Transcribe every record that appears below, exactly and in full.

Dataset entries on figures
☆ ☆ ☆ ☆ ☆ ☆ ☆
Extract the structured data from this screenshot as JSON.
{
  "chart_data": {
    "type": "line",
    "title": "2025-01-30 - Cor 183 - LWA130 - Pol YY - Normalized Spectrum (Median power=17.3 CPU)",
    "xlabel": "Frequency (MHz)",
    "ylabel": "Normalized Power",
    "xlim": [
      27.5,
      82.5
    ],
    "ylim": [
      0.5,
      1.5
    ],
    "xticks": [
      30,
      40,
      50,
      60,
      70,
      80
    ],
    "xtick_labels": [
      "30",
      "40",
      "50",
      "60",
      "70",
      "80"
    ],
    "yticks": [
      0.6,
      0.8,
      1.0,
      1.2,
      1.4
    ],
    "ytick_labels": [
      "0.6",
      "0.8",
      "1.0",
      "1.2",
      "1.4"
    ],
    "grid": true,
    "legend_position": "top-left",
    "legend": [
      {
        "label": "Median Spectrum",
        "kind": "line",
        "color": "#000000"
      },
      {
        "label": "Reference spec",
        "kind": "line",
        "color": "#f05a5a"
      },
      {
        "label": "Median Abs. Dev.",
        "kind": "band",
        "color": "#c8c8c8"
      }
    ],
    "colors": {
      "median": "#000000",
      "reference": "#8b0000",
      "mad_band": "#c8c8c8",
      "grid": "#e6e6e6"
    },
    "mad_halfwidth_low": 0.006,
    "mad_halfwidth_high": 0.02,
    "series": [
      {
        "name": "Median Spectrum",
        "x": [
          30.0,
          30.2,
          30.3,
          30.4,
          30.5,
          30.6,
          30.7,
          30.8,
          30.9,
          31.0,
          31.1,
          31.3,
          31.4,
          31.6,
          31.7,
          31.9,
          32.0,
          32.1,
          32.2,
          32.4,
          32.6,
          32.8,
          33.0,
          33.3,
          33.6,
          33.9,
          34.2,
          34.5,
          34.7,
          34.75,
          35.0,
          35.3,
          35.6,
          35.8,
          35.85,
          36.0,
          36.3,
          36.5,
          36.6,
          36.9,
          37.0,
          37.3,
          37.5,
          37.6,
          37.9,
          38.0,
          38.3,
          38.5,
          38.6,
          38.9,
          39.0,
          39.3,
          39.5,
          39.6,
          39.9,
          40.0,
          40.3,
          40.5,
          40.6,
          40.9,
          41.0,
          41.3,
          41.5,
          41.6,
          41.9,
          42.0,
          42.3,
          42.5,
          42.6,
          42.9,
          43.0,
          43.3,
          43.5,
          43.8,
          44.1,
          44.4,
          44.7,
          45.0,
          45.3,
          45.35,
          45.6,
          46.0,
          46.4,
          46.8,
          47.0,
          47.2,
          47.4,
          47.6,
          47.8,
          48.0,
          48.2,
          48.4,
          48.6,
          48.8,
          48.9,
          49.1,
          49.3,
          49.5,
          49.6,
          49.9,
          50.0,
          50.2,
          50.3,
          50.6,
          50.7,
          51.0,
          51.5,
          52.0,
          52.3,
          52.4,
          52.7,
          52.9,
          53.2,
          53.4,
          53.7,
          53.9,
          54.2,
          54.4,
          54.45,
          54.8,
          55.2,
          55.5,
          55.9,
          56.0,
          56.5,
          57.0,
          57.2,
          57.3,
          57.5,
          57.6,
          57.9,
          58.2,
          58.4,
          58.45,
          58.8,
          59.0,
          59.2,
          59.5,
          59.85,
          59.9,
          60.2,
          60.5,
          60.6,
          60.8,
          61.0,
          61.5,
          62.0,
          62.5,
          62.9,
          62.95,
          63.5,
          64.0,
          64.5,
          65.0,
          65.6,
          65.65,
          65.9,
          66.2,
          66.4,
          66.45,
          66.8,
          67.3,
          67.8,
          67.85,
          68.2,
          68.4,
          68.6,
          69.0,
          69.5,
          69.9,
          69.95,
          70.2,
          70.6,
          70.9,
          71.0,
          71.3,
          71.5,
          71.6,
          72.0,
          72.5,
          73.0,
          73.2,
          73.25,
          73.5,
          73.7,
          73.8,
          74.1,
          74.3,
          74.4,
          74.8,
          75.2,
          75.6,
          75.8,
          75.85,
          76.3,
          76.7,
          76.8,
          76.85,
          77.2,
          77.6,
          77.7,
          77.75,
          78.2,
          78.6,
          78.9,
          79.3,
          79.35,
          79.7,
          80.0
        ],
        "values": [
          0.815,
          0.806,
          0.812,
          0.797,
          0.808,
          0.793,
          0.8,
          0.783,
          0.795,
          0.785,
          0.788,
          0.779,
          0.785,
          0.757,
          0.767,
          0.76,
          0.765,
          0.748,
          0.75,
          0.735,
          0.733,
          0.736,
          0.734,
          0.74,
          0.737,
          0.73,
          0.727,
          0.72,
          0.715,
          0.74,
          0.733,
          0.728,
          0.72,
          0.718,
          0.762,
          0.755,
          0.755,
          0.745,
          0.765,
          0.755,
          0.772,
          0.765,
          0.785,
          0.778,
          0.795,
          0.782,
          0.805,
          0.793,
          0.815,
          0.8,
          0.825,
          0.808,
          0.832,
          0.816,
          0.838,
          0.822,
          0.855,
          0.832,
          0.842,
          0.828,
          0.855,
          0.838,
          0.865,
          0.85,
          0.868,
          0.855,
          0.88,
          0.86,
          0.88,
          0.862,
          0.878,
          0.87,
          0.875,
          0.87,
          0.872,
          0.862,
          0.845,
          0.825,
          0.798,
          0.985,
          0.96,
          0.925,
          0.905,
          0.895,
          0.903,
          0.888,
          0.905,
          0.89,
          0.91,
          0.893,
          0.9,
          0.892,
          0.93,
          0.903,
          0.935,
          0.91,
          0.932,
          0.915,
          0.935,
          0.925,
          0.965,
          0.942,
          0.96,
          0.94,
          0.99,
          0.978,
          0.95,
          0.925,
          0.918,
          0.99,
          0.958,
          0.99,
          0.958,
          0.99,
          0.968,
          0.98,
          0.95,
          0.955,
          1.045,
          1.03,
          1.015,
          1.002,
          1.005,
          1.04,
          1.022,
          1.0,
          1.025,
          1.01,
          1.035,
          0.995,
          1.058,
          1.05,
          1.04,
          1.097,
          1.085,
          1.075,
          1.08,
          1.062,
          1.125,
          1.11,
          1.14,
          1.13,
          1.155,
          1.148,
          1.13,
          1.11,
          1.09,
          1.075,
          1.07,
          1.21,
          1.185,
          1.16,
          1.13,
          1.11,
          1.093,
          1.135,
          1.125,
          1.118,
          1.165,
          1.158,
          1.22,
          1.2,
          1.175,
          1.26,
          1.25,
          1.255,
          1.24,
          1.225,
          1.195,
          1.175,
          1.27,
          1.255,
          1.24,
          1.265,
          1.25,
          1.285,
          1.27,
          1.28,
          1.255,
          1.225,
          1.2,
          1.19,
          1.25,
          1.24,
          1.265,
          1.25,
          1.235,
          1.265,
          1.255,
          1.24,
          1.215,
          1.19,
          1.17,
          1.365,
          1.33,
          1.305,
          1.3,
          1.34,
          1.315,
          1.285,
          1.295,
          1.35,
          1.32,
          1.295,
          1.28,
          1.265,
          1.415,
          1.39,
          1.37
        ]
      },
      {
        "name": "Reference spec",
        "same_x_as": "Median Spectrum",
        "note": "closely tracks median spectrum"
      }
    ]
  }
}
☆ ☆ ☆ ☆ ☆ ☆ ☆
— Solution to the problem —
Extract the structured data from this screenshot as JSON.
{
  "chart_data": {
    "type": "line",
    "title": "2025-01-30 - Cor 183 - LWA130 - Pol YY - Normalized Spectrum (Median power=17.3 CPU)",
    "xlabel": "Frequency (MHz)",
    "ylabel": "Normalized Power",
    "xlim": [
      27.5,
      82.5
    ],
    "ylim": [
      0.5,
      1.5
    ],
    "xticks": [
      30,
      40,
      50,
      60,
      70,
      80
    ],
    "xtick_labels": [
      "30",
      "40",
      "50",
      "60",
      "70",
      "80"
    ],
    "yticks": [
      0.6,
      0.8,
      1.0,
      1.2,
      1.4
    ],
    "ytick_labels": [
      "0.6",
      "0.8",
      "1.0",
      "1.2",
      "1.4"
    ],
    "grid": true,
    "legend_position": "top-left",
    "legend": [
      {
        "label": "Median Spectrum",
        "kind": "line",
        "color": "#000000"
      },
      {
        "label": "Reference spec",
        "kind": "line",
        "color": "#f05a5a"
      },
      {
        "label": "Median Abs. Dev.",
        "kind": "band",
        "color": "#c8c8c8"
      }
    ],
    "colors": {
      "median": "#000000",
      "reference": "#8b0000",
      "mad_band": "#c8c8c8",
      "grid": "#e6e6e6"
    },
    "mad_halfwidth_low": 0.006,
    "mad_halfwidth_high": 0.02,
    "series": [
      {
        "name": "Median Spectrum",
        "x": [
          30.0,
          30.2,
          30.3,
          30.4,
          30.5,
          30.6,
          30.7,
          30.8,
          30.9,
          31.0,
          31.1,
          31.3,
          31.4,
          31.6,
          31.7,
          31.9,
          32.0,
          32.1,
          32.2,
          32.4,
          32.6,
          32.8,
          33.0,
          33.3,
          33.6,
          33.9,
          34.2,
          34.5,
          34.7,
          34.75,
          35.0,
          35.3,
          35.6,
          35.8,
          35.85,
          36.0,
          36.3,
          36.5,
          36.6,
          36.9,
          37.0,
          37.3,
          37.5,
          37.6,
          37.9,
          38.0,
          38.3,
          38.5,
          38.6,
          38.9,
          39.0,
          39.3,
          39.5,
          39.6,
          39.9,
          40.0,
          40.3,
          40.5,
          40.6,
          40.9,
          41.0,
          41.3,
          41.5,
          41.6,
          41.9,
          42.0,
          42.3,
          42.5,
          42.6,
          42.9,
          43.0,
          43.3,
          43.5,
          43.8,
          44.1,
          44.4,
          44.7,
          45.0,
          45.3,
          45.35,
          45.6,
          46.0,
          46.4,
          46.8,
          47.0,
          47.2,
          47.4,
          47.6,
          47.8,
          48.0,
          48.2,
          48.4,
          48.6,
          48.8,
          48.9,
          49.1,
          49.3,
          49.5,
          49.6,
          49.9,
          50.0,
          50.2,
          50.3,
          50.6,
          50.7,
          51.0,
          51.5,
          52.0,
          52.3,
          52.4,
          52.7,
          52.9,
          53.2,
          53.4,
          53.7,
          53.9,
          54.2,
          54.4,
          54.45,
          54.8,
          55.2,
          55.5,
          55.9,
          56.0,
          56.5,
          57.0,
          57.2,
          57.3,
          57.5,
          57.6,
          57.9,
          58.2,
          58.4,
          58.45,
          58.8,
          59.0,
          59.2,
          59.5,
          59.85,
          59.9,
          60.2,
          60.5,
          60.6,
          60.8,
          61.0,
          61.5,
          62.0,
          62.5,
          62.9,
          62.95,
          63.5,
          64.0,
          64.5,
          65.0,
          65.6,
          65.65,
          65.9,
          66.2,
          66.4,
          66.45,
          66.8,
          67.3,
          67.8,
          67.85,
          68.2,
          68.4,
          68.6,
          69.0,
          69.5,
          69.9,
          69.95,
          70.2,
          70.6,
          70.9,
          71.0,
          71.3,
          71.5,
          71.6,
          72.0,
          72.5,
          73.0,
          73.2,
          73.25,
          73.5,
          73.7,
          73.8,
          74.1,
          74.3,
          74.4,
          74.8,
          75.2,
          75.6,
          75.8,
          75.85,
          76.3,
          76.7,
          76.8,
          76.85,
          77.2,
          77.6,
          77.7,
          77.75,
          78.2,
          78.6,
          78.9,
          79.3,
          79.35,
          79.7,
          80.0
        ],
        "values": [
          0.815,
          0.806,
          0.812,
          0.797,
          0.808,
          0.793,
          0.8,
          0.783,
          0.795,
          0.785,
          0.788,
          0.779,
          0.785,
          0.757,
          0.767,
          0.76,
          0.765,
          0.748,
          0.75,
          0.735,
          0.733,
          0.736,
          0.734,
          0.74,
          0.737,
          0.73,
          0.727,
          0.72,
          0.715,
          0.74,
          0.733,
          0.728,
          0.72,
          0.718,
          0.762,
          0.755,
          0.755,
          0.745,
          0.765,
          0.755,
          0.772,
          0.765,
          0.785,
          0.778,
          0.795,
          0.782,
          0.805,
          0.793,
          0.815,
          0.8,
          0.825,
          0.808,
          0.832,
          0.816,
          0.838,
          0.822,
          0.855,
          0.832,
          0.842,
          0.828,
          0.855,
          0.838,
          0.865,
          0.85,
          0.868,
          0.855,
          0.88,
          0.86,
          0.88,
          0.862,
          0.878,
          0.87,
          0.875,
          0.87,
          0.872,
          0.862,
          0.845,
          0.825,
          0.798,
          0.985,
          0.96,
          0.925,
          0.905,
          0.895,
          0.903,
          0.888,
          0.905,
          0.89,
          0.91,
          0.893,
          0.9,
          0.892,
          0.93,
          0.903,
          0.935,
          0.91,
          0.932,
          0.915,
          0.935,
          0.925,
          0.965,
          0.942,
          0.96,
          0.94,
          0.99,
          0.978,
          0.95,
          0.925,
          0.918,
          0.99,
          0.958,
          0.99,
          0.958,
          0.99,
          0.968,
          0.98,
          0.95,
          0.955,
          1.045,
          1.03,
          1.015,
          1.002,
          1.005,
          1.04,
          1.022,
          1.0,
          1.025,
          1.01,
          1.035,
          0.995,
          1.058,
          1.05,
          1.04,
          1.097,
          1.085,
          1.075,
          1.08,
          1.062,
          1.125,
          1.11,
          1.14,
          1.13,
          1.155,
          1.148,
          1.13,
          1.11,
          1.09,
          1.075,
          1.07,
          1.21,
          1.185,
          1.16,
          1.13,
          1.11,
          1.093,
          1.135,
          1.125,
          1.118,
          1.165,
          1.158,
          1.22,
          1.2,
          1.175,
          1.26,
          1.25,
          1.255,
          1.24,
          1.225,
          1.195,
          1.175,
          1.27,
          1.255,
          1.24,
          1.265,
          1.25,
          1.285,
          1.27,
          1.28,
          1.255,
          1.225,
          1.2,
          1.19,
          1.25,
          1.24,
          1.265,
          1.25,
          1.235,
          1.265,
          1.255,
          1.24,
          1.215,
          1.19,
          1.17,
          1.365,
          1.33,
          1.305,
          1.3,
          1.34,
          1.315,
          1.285,
          1.295,
          1.35,
          1.32,
          1.295,
          1.28,
          1.265,
          1.415,
          1.39,
          1.37
        ]
      },
      {
        "name": "Reference spec",
        "same_x_as": "Median Spectrum",
        "note": "closely tracks median spectrum"
      }
    ]
  }
}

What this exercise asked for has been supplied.